── Data to use ──
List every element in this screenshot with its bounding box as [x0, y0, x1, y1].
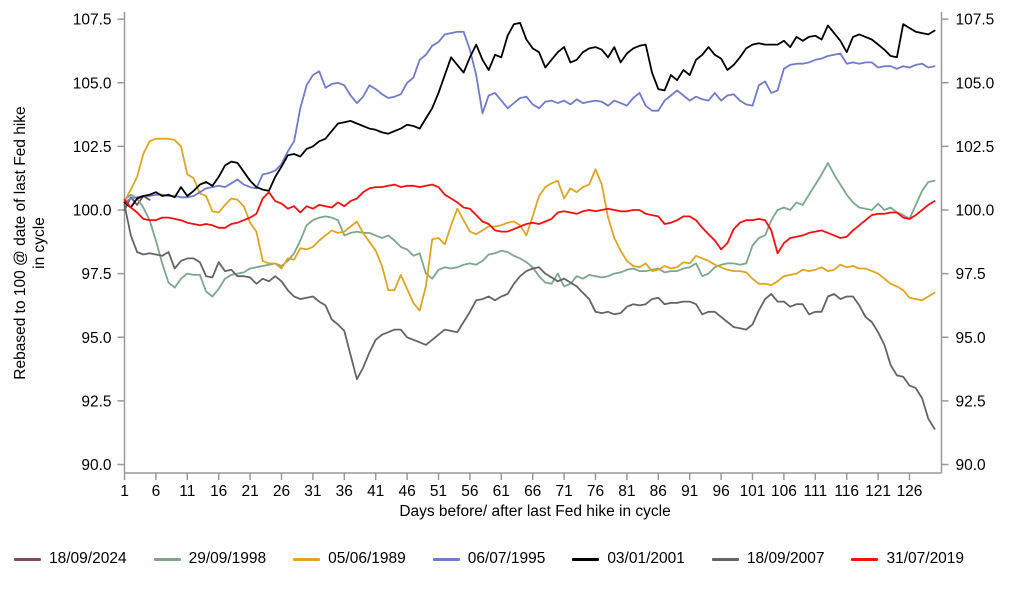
x-tick-label: 66: [524, 483, 541, 500]
y-tick-label-right: 102.5: [956, 139, 995, 156]
x-tick-label: 1: [120, 483, 129, 500]
y-tick-label-left: 97.5: [81, 266, 111, 283]
legend-item[interactable]: 31/07/2019: [851, 550, 964, 568]
legend-label: 06/07/1995: [467, 550, 546, 567]
legend-line-swatch: [572, 557, 600, 561]
legend-line-swatch: [711, 557, 739, 561]
x-tick-label: 116: [834, 483, 859, 500]
series-line-03-01-2001: [123, 21, 936, 209]
y-axis-title: Rebased to 100 @ date of last Fed hike i…: [11, 3, 49, 483]
x-tick-label: 26: [273, 483, 290, 500]
legend-item[interactable]: 06/07/1995: [432, 550, 546, 568]
x-axis-title: Days before/ after last Fed hike in cycl…: [399, 503, 671, 520]
series-line-06-07-1995: [123, 30, 936, 204]
y-tick-label-left: 92.5: [81, 393, 111, 410]
x-tick-label: 51: [430, 483, 447, 500]
x-tick-label: 6: [152, 483, 161, 500]
x-tick-label: 106: [771, 483, 797, 500]
x-tick-label: 121: [865, 483, 891, 500]
y-tick-label-right: 105.0: [956, 75, 995, 92]
series-line-18-09-2024: [123, 195, 151, 211]
y-tick-label-left: 105.0: [73, 75, 112, 92]
legend-line-swatch: [851, 557, 879, 561]
legend-item[interactable]: 18/09/2024: [14, 550, 127, 568]
y-tick-label-right: 107.5: [956, 12, 995, 29]
y-tick-label-right: 97.5: [956, 266, 986, 283]
series-line-29-09-1998: [123, 161, 936, 298]
x-tick-label: 111: [804, 483, 828, 500]
legend-item[interactable]: 03/01/2001: [572, 550, 685, 568]
legend-label: 29/09/1998: [188, 550, 267, 567]
legend-line-swatch: [293, 557, 321, 561]
legend-label: 31/07/2019: [886, 550, 965, 567]
y-tick-label-left: 102.5: [73, 139, 112, 156]
y-tick-label-left: 100.0: [73, 203, 112, 220]
legend-label: 05/06/1989: [328, 550, 406, 567]
x-tick-label: 86: [650, 483, 667, 500]
series-line-05-06-1989: [123, 137, 936, 312]
x-tick-label: 21: [241, 483, 258, 500]
plot-svg: 90.0 90.0 92.5 92.5 95.0 95.0 97.5 97.5 100.0 100…: [73, 12, 995, 500]
y-tick-label-right: 90.0: [956, 457, 987, 474]
x-tick-label: 96: [712, 483, 729, 500]
y-tick-label-right: 100.0: [956, 203, 995, 220]
x-tick-label: 36: [336, 483, 353, 500]
x-tick-label: 76: [587, 483, 604, 500]
x-tick-label: 81: [618, 483, 635, 500]
line-chart: 90.0 90.0 92.5 92.5 95.0 95.0 97.5 97.5 100.0 100…: [11, 3, 995, 520]
x-tick-label: 71: [555, 483, 572, 500]
legend-item[interactable]: 29/09/1998: [153, 550, 267, 568]
chart-legend: 18/09/2024 29/09/1998 05/06/1989 06/07/1995…: [14, 550, 1014, 568]
y-tick-label-left: 95.0: [81, 330, 112, 347]
x-tick-label: 41: [367, 483, 384, 500]
y-axis-title-line2: in cycle: [31, 217, 48, 269]
y-tick-label-left: 90.0: [81, 457, 112, 474]
x-tick-label: 11: [179, 483, 195, 500]
legend-label: 18/09/2007: [746, 550, 825, 567]
x-tick-label: 61: [493, 483, 510, 500]
x-tick-label: 16: [210, 483, 227, 500]
series-line-31-07-2019: [123, 183, 936, 255]
legend-item[interactable]: 05/06/1989: [293, 550, 406, 568]
legend-item[interactable]: 18/09/2007: [711, 550, 825, 568]
x-tick-label: 31: [304, 483, 321, 500]
legend-line-swatch: [432, 557, 460, 561]
x-tick-label: 56: [461, 483, 478, 500]
x-tick-label: 91: [681, 483, 698, 500]
y-axis-title-line1: Rebased to 100 @ date of last Fed hike: [12, 106, 29, 380]
legend-line-swatch: [14, 557, 41, 561]
legend-line-swatch: [153, 557, 181, 561]
series-line-18-09-2007: [123, 203, 936, 430]
x-tick-label: 126: [897, 483, 923, 500]
y-tick-label-right: 92.5: [956, 393, 986, 410]
legend-label: 03/01/2001: [607, 550, 685, 567]
legend-label: 18/09/2024: [49, 550, 127, 567]
x-tick-label: 101: [740, 483, 766, 500]
x-tick-label: 46: [398, 483, 415, 500]
y-tick-label-right: 95.0: [956, 330, 987, 347]
y-tick-label-left: 107.5: [73, 12, 112, 29]
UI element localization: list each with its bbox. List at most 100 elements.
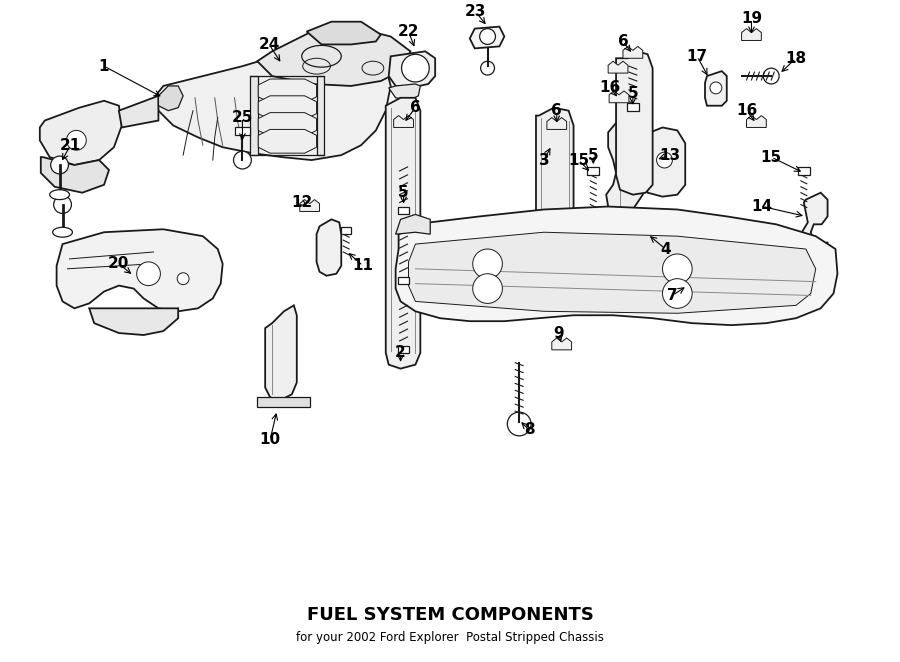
───
> Job
Present every line of the entries above as a Markdown table with the columns "No." and "Text," numbering each line and skipping blank ones. Leave the pictures out.

> Answer in full
| No. | Text |
|---|---|
| 1 | List every element in this screenshot with its bounding box as [x0, y0, x1, y1]. |
| 2 | x-tick-label: 66: [524, 483, 541, 500] |
| 3 | y-tick-label-right: 102.5: [956, 139, 995, 156] |
| 4 | x-tick-label: 1: [120, 483, 129, 500] |
| 5 | y-tick-label-left: 97.5: [81, 266, 111, 283] |
| 6 | legend-item[interactable]: 31/07/2019: [851, 550, 964, 568] |
| 7 | legend-label: 06/07/1995: [467, 550, 546, 567] |
| 8 | legend-line-swatch: [572, 557, 600, 561] |
| 9 | legend-line-swatch: [711, 557, 739, 561] |
| 10 | x-tick-label: 116: [834, 483, 859, 500] |
| 11 | series-line-03-01-2001: [123, 21, 936, 209] |
| 12 | y-axis-title: Rebased to 100 @ date of last Fed hike i…: [11, 3, 49, 483] |
| 13 | x-tick-label: 26: [273, 483, 290, 500] |
| 14 | legend-item[interactable]: 06/07/1995: [432, 550, 546, 568] |
| 15 | x-axis-title: Days before/ after last Fed hike in cycl…: [399, 503, 671, 520] |
| 16 | series-line-06-07-1995: [123, 30, 936, 204] |
| 17 | y-tick-label-left: 92.5: [81, 393, 111, 410] |
| 18 | x-tick-label: 51: [430, 483, 447, 500] |
| 19 | x-tick-label: 6: [152, 483, 161, 500] |
| 20 | x-tick-label: 106: [771, 483, 797, 500] |
| 21 | x-tick-label: 121: [865, 483, 891, 500] |
| 22 | y-tick-label-right: 105.0: [956, 75, 995, 92] |
| 23 | series-line-18-09-2024: [123, 195, 151, 211] |
| 24 | y-tick-label-left: 105.0: [73, 75, 112, 92] |
| 25 | legend-line-swatch: [851, 557, 879, 561] |
| 26 | legend-item[interactable]: 18/09/2024: [14, 550, 127, 568] |
| 27 | y-tick-label-right: 107.5: [956, 12, 995, 29] |
| 28 | y-tick-label-right: 97.5: [956, 266, 986, 283] |
| 29 | series-line-29-09-1998: [123, 161, 936, 298] |
| 30 | x-tick-label: 111: [804, 483, 828, 500] |
| 31 | legend-item[interactable]: 03/01/2001: [572, 550, 685, 568] |
| 32 | legend-label: 29/09/1998: [188, 550, 267, 567] |
| 33 | legend-line-swatch: [293, 557, 321, 561] |
| 34 | legend-label: 31/07/2019: [886, 550, 965, 567] |
| 35 | y-tick-label-left: 102.5: [73, 139, 112, 156] |
| 36 | y-tick-label-left: 100.0: [73, 203, 112, 220] |
| 37 | legend-label: 05/06/1989: [328, 550, 406, 567] |
| 38 | x-tick-label: 86: [650, 483, 667, 500] |
| 39 | series-line-05-06-1989: [123, 137, 936, 312] |
| 40 | x-tick-label: 21: [241, 483, 258, 500] |
| 41 | plot-svg: 90.0 90.0 92.5 92.5 95.0 95.0 97.5 97.5 100.0 100…: [73, 12, 995, 500] |
| 42 | y-tick-label-right: 90.0: [956, 457, 987, 474] |
| 43 | x-tick-label: 96: [712, 483, 729, 500] |
| 44 | y-tick-label-right: 100.0: [956, 203, 995, 220] |
| 45 | x-tick-label: 36: [336, 483, 353, 500] |
| 46 | x-tick-label: 76: [587, 483, 604, 500] |
| 47 | x-tick-label: 81: [618, 483, 635, 500] |
| 48 | line-chart: 90.0 90.0 92.5 92.5 95.0 95.0 97.5 97.5 100.0 100…: [11, 3, 995, 520] |
| 49 | x-tick-label: 71: [555, 483, 572, 500] |
| 50 | legend-item[interactable]: 29/09/1998: [153, 550, 267, 568] |
| 51 | chart-legend: 18/09/2024 29/09/1998 05/06/1989 06/07/1995…: [14, 550, 1014, 568] |
| 52 | y-tick-label-left: 95.0: [81, 330, 112, 347] |
| 53 | x-tick-label: 41: [367, 483, 384, 500] |
| 54 | y-axis-title-line2: in cycle: [31, 217, 48, 269] |
| 55 | y-tick-label-left: 90.0: [81, 457, 112, 474] |
| 56 | x-tick-label: 11: [179, 483, 195, 500] |
| 57 | legend-label: 18/09/2007: [746, 550, 825, 567] |
| 58 | x-tick-label: 61: [493, 483, 510, 500] |
| 59 | x-tick-label: 16: [210, 483, 227, 500] |
| 60 | series-line-31-07-2019: [123, 183, 936, 255] |
| 61 | legend-item[interactable]: 05/06/1989: [293, 550, 406, 568] |
| 62 | legend-item[interactable]: 18/09/2007: [711, 550, 825, 568] |
| 63 | x-tick-label: 31: [304, 483, 321, 500] |
| 64 | legend-line-swatch: [432, 557, 460, 561] |
| 65 | x-tick-label: 56: [461, 483, 478, 500] |
| 66 | x-tick-label: 91: [681, 483, 698, 500] |
| 67 | y-axis-title-line1: Rebased to 100 @ date of last Fed hike: [12, 106, 29, 380] |
| 68 | legend-line-swatch: [14, 557, 41, 561] |
| 69 | legend-line-swatch: [153, 557, 181, 561] |
| 70 | series-line-18-09-2007: [123, 203, 936, 430] |
| 71 | x-tick-label: 126: [897, 483, 923, 500] |
| 72 | y-tick-label-right: 92.5: [956, 393, 986, 410] |
| 73 | legend-label: 03/01/2001: [607, 550, 685, 567] |
| 74 | legend-label: 18/09/2024: [49, 550, 127, 567] |
| 75 | x-tick-label: 101: [740, 483, 766, 500] |
| 76 | x-tick-label: 46: [398, 483, 415, 500] |
| 77 | y-tick-label-right: 95.0: [956, 330, 987, 347] |
| 78 | y-tick-label-left: 107.5: [73, 12, 112, 29] |
| 79 | UI element localization: list each with its bbox. List at most 100 elements. |